[Recorded data]
•••••
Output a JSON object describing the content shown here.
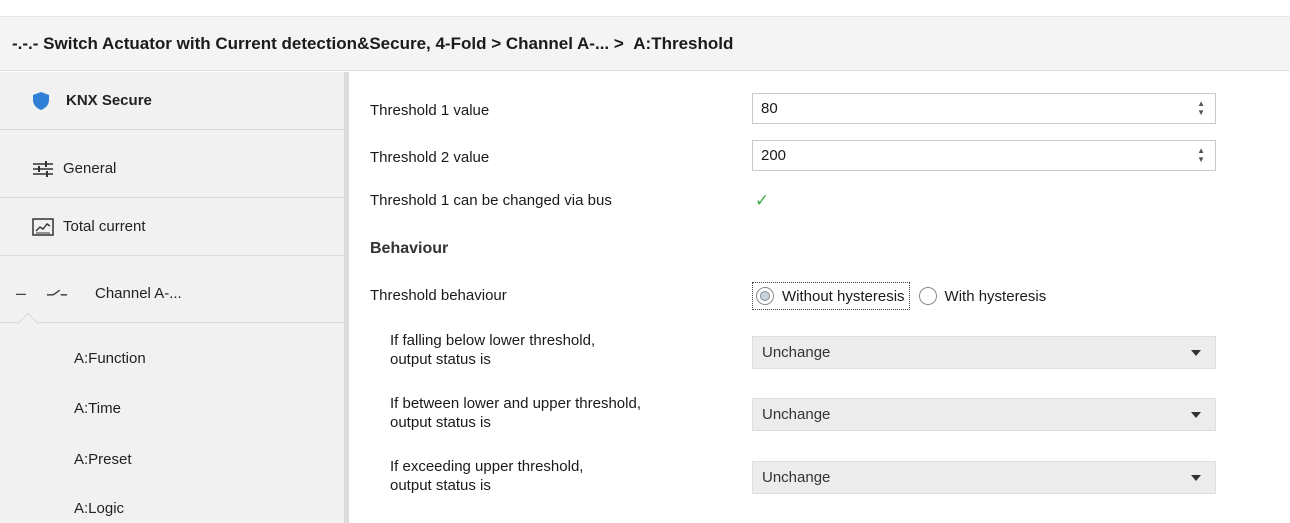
{
  "title": {
    "device": "-.-.- Switch Actuator with Current detection&Secure, 4-Fold",
    "sep1": ">",
    "channel": "Channel A-...",
    "sep2": ">",
    "page": "A:Threshold"
  },
  "sidebar": {
    "items": [
      {
        "label": "KNX Secure",
        "icon": "shield-icon"
      },
      {
        "label": "General",
        "icon": "sliders-icon"
      },
      {
        "label": "Total current",
        "icon": "chart-icon"
      },
      {
        "label": "Channel A-...",
        "icon": "switch-icon",
        "expander": "–"
      }
    ],
    "subitems": [
      "A:Function",
      "A:Time",
      "A:Preset",
      "A:Logic"
    ]
  },
  "form": {
    "threshold1": {
      "label": "Threshold 1 value",
      "value": "80"
    },
    "threshold2": {
      "label": "Threshold 2 value",
      "value": "200"
    },
    "bus_change": {
      "label": "Threshold 1 can be changed via bus",
      "checked": true
    },
    "section_title": "Behaviour",
    "behaviour": {
      "label": "Threshold behaviour",
      "options": [
        "Without hysteresis",
        "With hysteresis"
      ],
      "selected": "Without hysteresis"
    },
    "below": {
      "label_line1": "If falling below lower threshold,",
      "label_line2": "output status is",
      "value": "Unchange"
    },
    "between": {
      "label_line1": "If between lower and upper threshold,",
      "label_line2": "output status is",
      "value": "Unchange"
    },
    "exceeding": {
      "label_line1": "If exceeding upper threshold,",
      "label_line2": "output status is",
      "value": "Unchange"
    }
  },
  "colors": {
    "shield": "#2f7fd6",
    "check": "#43a843",
    "sidebar_bg": "#f1f1f1"
  }
}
•••••
Transcribe all of the records above character for character. Exclude the pictures.

• Solution to the problem:
Output a JSON object describing the content shown here.
{
  "title": {
    "device": "-.-.- Switch Actuator with Current detection&Secure, 4-Fold",
    "sep1": ">",
    "channel": "Channel A-...",
    "sep2": ">",
    "page": "A:Threshold"
  },
  "sidebar": {
    "items": [
      {
        "label": "KNX Secure",
        "icon": "shield-icon"
      },
      {
        "label": "General",
        "icon": "sliders-icon"
      },
      {
        "label": "Total current",
        "icon": "chart-icon"
      },
      {
        "label": "Channel A-...",
        "icon": "switch-icon",
        "expander": "–"
      }
    ],
    "subitems": [
      "A:Function",
      "A:Time",
      "A:Preset",
      "A:Logic"
    ]
  },
  "form": {
    "threshold1": {
      "label": "Threshold 1 value",
      "value": "80"
    },
    "threshold2": {
      "label": "Threshold 2 value",
      "value": "200"
    },
    "bus_change": {
      "label": "Threshold 1 can be changed via bus",
      "checked": true
    },
    "section_title": "Behaviour",
    "behaviour": {
      "label": "Threshold behaviour",
      "options": [
        "Without hysteresis",
        "With hysteresis"
      ],
      "selected": "Without hysteresis"
    },
    "below": {
      "label_line1": "If falling below lower threshold,",
      "label_line2": "output status is",
      "value": "Unchange"
    },
    "between": {
      "label_line1": "If between lower and upper threshold,",
      "label_line2": "output status is",
      "value": "Unchange"
    },
    "exceeding": {
      "label_line1": "If exceeding upper threshold,",
      "label_line2": "output status is",
      "value": "Unchange"
    }
  },
  "colors": {
    "shield": "#2f7fd6",
    "check": "#43a843",
    "sidebar_bg": "#f1f1f1"
  }
}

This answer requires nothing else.